Your task is to retype each line of the data below exactly.

[Start]

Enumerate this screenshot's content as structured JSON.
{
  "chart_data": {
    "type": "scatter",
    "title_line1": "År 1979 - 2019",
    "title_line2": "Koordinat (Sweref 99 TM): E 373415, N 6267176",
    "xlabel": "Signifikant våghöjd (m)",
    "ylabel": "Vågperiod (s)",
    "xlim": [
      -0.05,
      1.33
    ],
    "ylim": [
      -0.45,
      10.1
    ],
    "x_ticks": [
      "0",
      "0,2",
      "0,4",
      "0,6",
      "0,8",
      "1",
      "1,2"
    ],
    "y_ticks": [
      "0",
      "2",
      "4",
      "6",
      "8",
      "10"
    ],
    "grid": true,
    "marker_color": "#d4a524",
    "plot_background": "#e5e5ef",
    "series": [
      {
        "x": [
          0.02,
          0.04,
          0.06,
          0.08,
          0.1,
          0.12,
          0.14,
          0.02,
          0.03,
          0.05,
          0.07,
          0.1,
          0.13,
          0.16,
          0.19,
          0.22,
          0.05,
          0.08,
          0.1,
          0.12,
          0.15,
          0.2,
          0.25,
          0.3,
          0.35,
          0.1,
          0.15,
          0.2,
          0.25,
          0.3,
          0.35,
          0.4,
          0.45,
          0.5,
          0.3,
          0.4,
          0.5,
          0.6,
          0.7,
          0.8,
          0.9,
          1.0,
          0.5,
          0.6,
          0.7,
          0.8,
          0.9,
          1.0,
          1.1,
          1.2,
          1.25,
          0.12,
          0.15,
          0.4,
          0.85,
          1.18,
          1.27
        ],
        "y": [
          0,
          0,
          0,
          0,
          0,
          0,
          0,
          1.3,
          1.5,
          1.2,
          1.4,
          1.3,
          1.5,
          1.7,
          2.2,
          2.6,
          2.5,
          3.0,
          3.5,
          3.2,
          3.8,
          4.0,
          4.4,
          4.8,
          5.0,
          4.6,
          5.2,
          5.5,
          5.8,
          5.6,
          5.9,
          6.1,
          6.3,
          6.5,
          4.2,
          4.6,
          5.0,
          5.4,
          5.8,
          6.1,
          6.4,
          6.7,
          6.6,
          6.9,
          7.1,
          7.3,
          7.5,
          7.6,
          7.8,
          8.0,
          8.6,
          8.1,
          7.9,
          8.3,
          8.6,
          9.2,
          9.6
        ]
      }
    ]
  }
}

[End]

**In response**
Enumerate this screenshot's content as structured JSON.
{
  "chart_data": {
    "type": "scatter",
    "title_line1": "År 1979 - 2019",
    "title_line2": "Koordinat (Sweref 99 TM): E 373415, N 6267176",
    "xlabel": "Signifikant våghöjd (m)",
    "ylabel": "Vågperiod (s)",
    "xlim": [
      -0.05,
      1.33
    ],
    "ylim": [
      -0.45,
      10.1
    ],
    "x_ticks": [
      "0",
      "0,2",
      "0,4",
      "0,6",
      "0,8",
      "1",
      "1,2"
    ],
    "y_ticks": [
      "0",
      "2",
      "4",
      "6",
      "8",
      "10"
    ],
    "grid": true,
    "marker_color": "#d4a524",
    "plot_background": "#e5e5ef",
    "series": [
      {
        "x": [
          0.02,
          0.04,
          0.06,
          0.08,
          0.1,
          0.12,
          0.14,
          0.02,
          0.03,
          0.05,
          0.07,
          0.1,
          0.13,
          0.16,
          0.19,
          0.22,
          0.05,
          0.08,
          0.1,
          0.12,
          0.15,
          0.2,
          0.25,
          0.3,
          0.35,
          0.1,
          0.15,
          0.2,
          0.25,
          0.3,
          0.35,
          0.4,
          0.45,
          0.5,
          0.3,
          0.4,
          0.5,
          0.6,
          0.7,
          0.8,
          0.9,
          1.0,
          0.5,
          0.6,
          0.7,
          0.8,
          0.9,
          1.0,
          1.1,
          1.2,
          1.25,
          0.12,
          0.15,
          0.4,
          0.85,
          1.18,
          1.27
        ],
        "y": [
          0,
          0,
          0,
          0,
          0,
          0,
          0,
          1.3,
          1.5,
          1.2,
          1.4,
          1.3,
          1.5,
          1.7,
          2.2,
          2.6,
          2.5,
          3.0,
          3.5,
          3.2,
          3.8,
          4.0,
          4.4,
          4.8,
          5.0,
          4.6,
          5.2,
          5.5,
          5.8,
          5.6,
          5.9,
          6.1,
          6.3,
          6.5,
          4.2,
          4.6,
          5.0,
          5.4,
          5.8,
          6.1,
          6.4,
          6.7,
          6.6,
          6.9,
          7.1,
          7.3,
          7.5,
          7.6,
          7.8,
          8.0,
          8.6,
          8.1,
          7.9,
          8.3,
          8.6,
          9.2,
          9.6
        ]
      }
    ]
  }
}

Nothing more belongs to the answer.